* START Given records *

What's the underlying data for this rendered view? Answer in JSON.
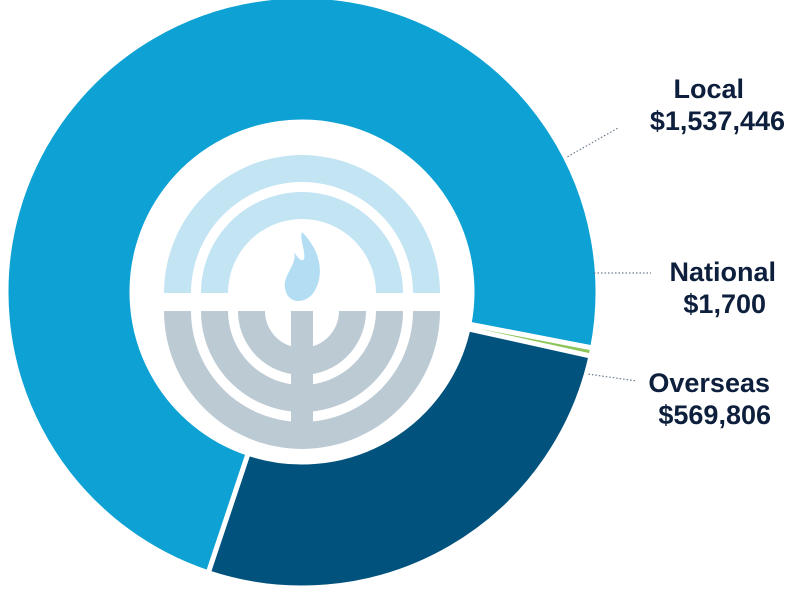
{
  "chart_data": {
    "type": "pie",
    "variant": "donut",
    "categories": [
      "Local",
      "National",
      "Overseas"
    ],
    "values": [
      1537446,
      1700,
      569806
    ],
    "labels": [
      {
        "name": "Local",
        "value": "$1,537,446"
      },
      {
        "name": "National",
        "value": "$1,700"
      },
      {
        "name": "Overseas",
        "value": "$569,806"
      }
    ],
    "colors": [
      "#0da1d4",
      "#8dc55a",
      "#02527e"
    ],
    "center_icon": "menorah-flame-logo-icon",
    "legend": "none",
    "label_placement": "right"
  }
}
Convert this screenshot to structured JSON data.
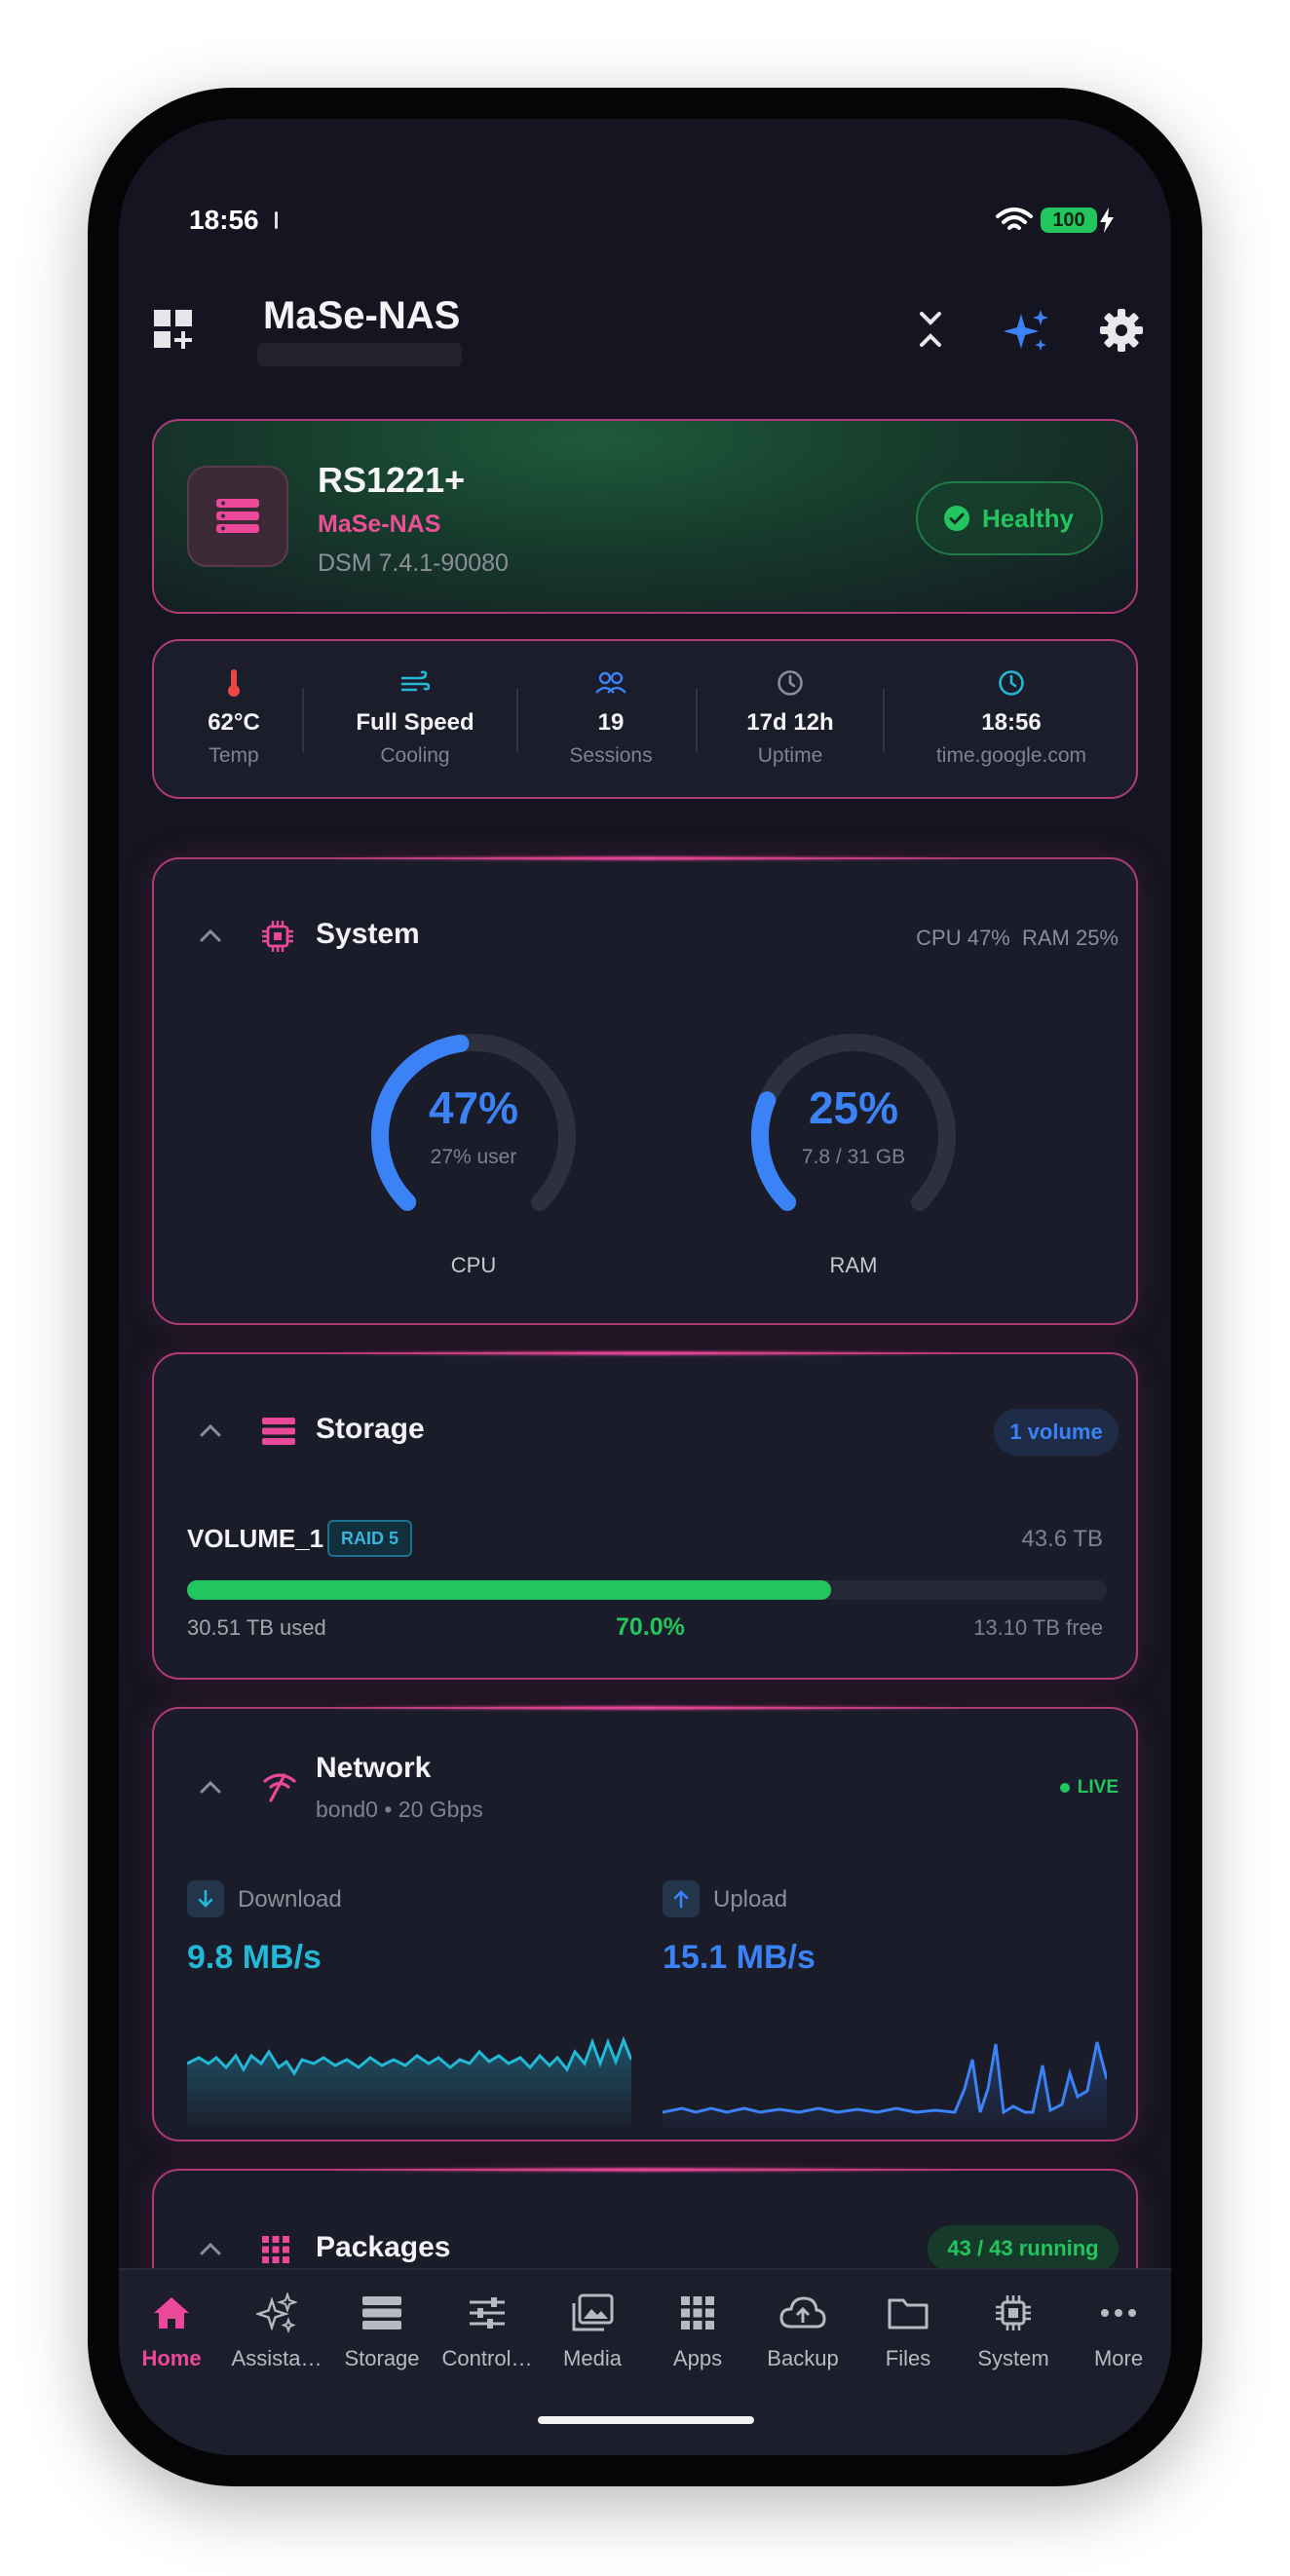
{
  "status": {
    "time": "18:56",
    "battery": "100"
  },
  "header": {
    "title": "MaSe-NAS"
  },
  "device": {
    "model": "RS1221+",
    "name": "MaSe-NAS",
    "dsm": "DSM 7.4.1-90080",
    "health": "Healthy"
  },
  "stats": [
    {
      "value": "62°C",
      "label": "Temp",
      "icon": "thermometer-icon"
    },
    {
      "value": "Full Speed",
      "label": "Cooling",
      "icon": "fan-wind-icon"
    },
    {
      "value": "19",
      "label": "Sessions",
      "icon": "users-icon"
    },
    {
      "value": "17d 12h",
      "label": "Uptime",
      "icon": "clock-icon"
    },
    {
      "value": "18:56",
      "label": "time.google.com",
      "icon": "clock-icon"
    }
  ],
  "system": {
    "title": "System",
    "summary": "CPU 47%  RAM 25%",
    "cpu": {
      "percent": 47,
      "pct_label": "47%",
      "sub": "27% user",
      "label": "CPU"
    },
    "ram": {
      "percent": 25,
      "pct_label": "25%",
      "sub": "7.8 / 31 GB",
      "label": "RAM"
    }
  },
  "storage": {
    "title": "Storage",
    "badge": "1 volume",
    "volume": {
      "name": "VOLUME_1",
      "raid": "RAID 5",
      "size": "43.6 TB",
      "used": "30.51 TB used",
      "percent": 70.0,
      "percent_label": "70.0%",
      "free": "13.10 TB free"
    }
  },
  "network": {
    "title": "Network",
    "subtitle": "bond0 • 20 Gbps",
    "live": "LIVE",
    "download": {
      "label": "Download",
      "speed": "9.8 MB/s"
    },
    "upload": {
      "label": "Upload",
      "speed": "15.1 MB/s"
    }
  },
  "packages": {
    "title": "Packages",
    "badge": "43 / 43 running"
  },
  "nav": [
    {
      "label": "Home",
      "icon": "home-icon",
      "active": true
    },
    {
      "label": "Assista…",
      "icon": "sparkle-icon"
    },
    {
      "label": "Storage",
      "icon": "storage-icon"
    },
    {
      "label": "Control…",
      "icon": "sliders-icon"
    },
    {
      "label": "Media",
      "icon": "media-icon"
    },
    {
      "label": "Apps",
      "icon": "apps-grid-icon"
    },
    {
      "label": "Backup",
      "icon": "cloud-upload-icon"
    },
    {
      "label": "Files",
      "icon": "folder-icon"
    },
    {
      "label": "System",
      "icon": "chip-icon"
    },
    {
      "label": "More",
      "icon": "more-icon"
    }
  ],
  "colors": {
    "accent": "#ec4899",
    "blue": "#3b82f6",
    "green": "#22c55e",
    "cyan": "#22b8d6"
  }
}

* END Given records *

- What you are asked to do -
Set the entries down again exactly. Do not include the images.

- Task solution -
What's the underlying data for this rendered view? Answer in JSON.
{
  "chart_data": {
    "type": "pie",
    "variant": "donut",
    "categories": [
      "Local",
      "National",
      "Overseas"
    ],
    "values": [
      1537446,
      1700,
      569806
    ],
    "labels": [
      {
        "name": "Local",
        "value": "$1,537,446"
      },
      {
        "name": "National",
        "value": "$1,700"
      },
      {
        "name": "Overseas",
        "value": "$569,806"
      }
    ],
    "colors": [
      "#0da1d4",
      "#8dc55a",
      "#02527e"
    ],
    "center_icon": "menorah-flame-logo-icon",
    "legend": "none",
    "label_placement": "right"
  }
}
Convert this screenshot to structured JSON data.
{
  "status": {
    "time": "18:56",
    "battery": "100"
  },
  "header": {
    "title": "MaSe-NAS"
  },
  "device": {
    "model": "RS1221+",
    "name": "MaSe-NAS",
    "dsm": "DSM 7.4.1-90080",
    "health": "Healthy"
  },
  "stats": [
    {
      "value": "62°C",
      "label": "Temp",
      "icon": "thermometer-icon"
    },
    {
      "value": "Full Speed",
      "label": "Cooling",
      "icon": "fan-wind-icon"
    },
    {
      "value": "19",
      "label": "Sessions",
      "icon": "users-icon"
    },
    {
      "value": "17d 12h",
      "label": "Uptime",
      "icon": "clock-icon"
    },
    {
      "value": "18:56",
      "label": "time.google.com",
      "icon": "clock-icon"
    }
  ],
  "system": {
    "title": "System",
    "summary": "CPU 47%  RAM 25%",
    "cpu": {
      "percent": 47,
      "pct_label": "47%",
      "sub": "27% user",
      "label": "CPU"
    },
    "ram": {
      "percent": 25,
      "pct_label": "25%",
      "sub": "7.8 / 31 GB",
      "label": "RAM"
    }
  },
  "storage": {
    "title": "Storage",
    "badge": "1 volume",
    "volume": {
      "name": "VOLUME_1",
      "raid": "RAID 5",
      "size": "43.6 TB",
      "used": "30.51 TB used",
      "percent": 70.0,
      "percent_label": "70.0%",
      "free": "13.10 TB free"
    }
  },
  "network": {
    "title": "Network",
    "subtitle": "bond0 • 20 Gbps",
    "live": "LIVE",
    "download": {
      "label": "Download",
      "speed": "9.8 MB/s"
    },
    "upload": {
      "label": "Upload",
      "speed": "15.1 MB/s"
    }
  },
  "packages": {
    "title": "Packages",
    "badge": "43 / 43 running"
  },
  "nav": [
    {
      "label": "Home",
      "icon": "home-icon",
      "active": true
    },
    {
      "label": "Assista…",
      "icon": "sparkle-icon"
    },
    {
      "label": "Storage",
      "icon": "storage-icon"
    },
    {
      "label": "Control…",
      "icon": "sliders-icon"
    },
    {
      "label": "Media",
      "icon": "media-icon"
    },
    {
      "label": "Apps",
      "icon": "apps-grid-icon"
    },
    {
      "label": "Backup",
      "icon": "cloud-upload-icon"
    },
    {
      "label": "Files",
      "icon": "folder-icon"
    },
    {
      "label": "System",
      "icon": "chip-icon"
    },
    {
      "label": "More",
      "icon": "more-icon"
    }
  ],
  "colors": {
    "accent": "#ec4899",
    "blue": "#3b82f6",
    "green": "#22c55e",
    "cyan": "#22b8d6"
  }
}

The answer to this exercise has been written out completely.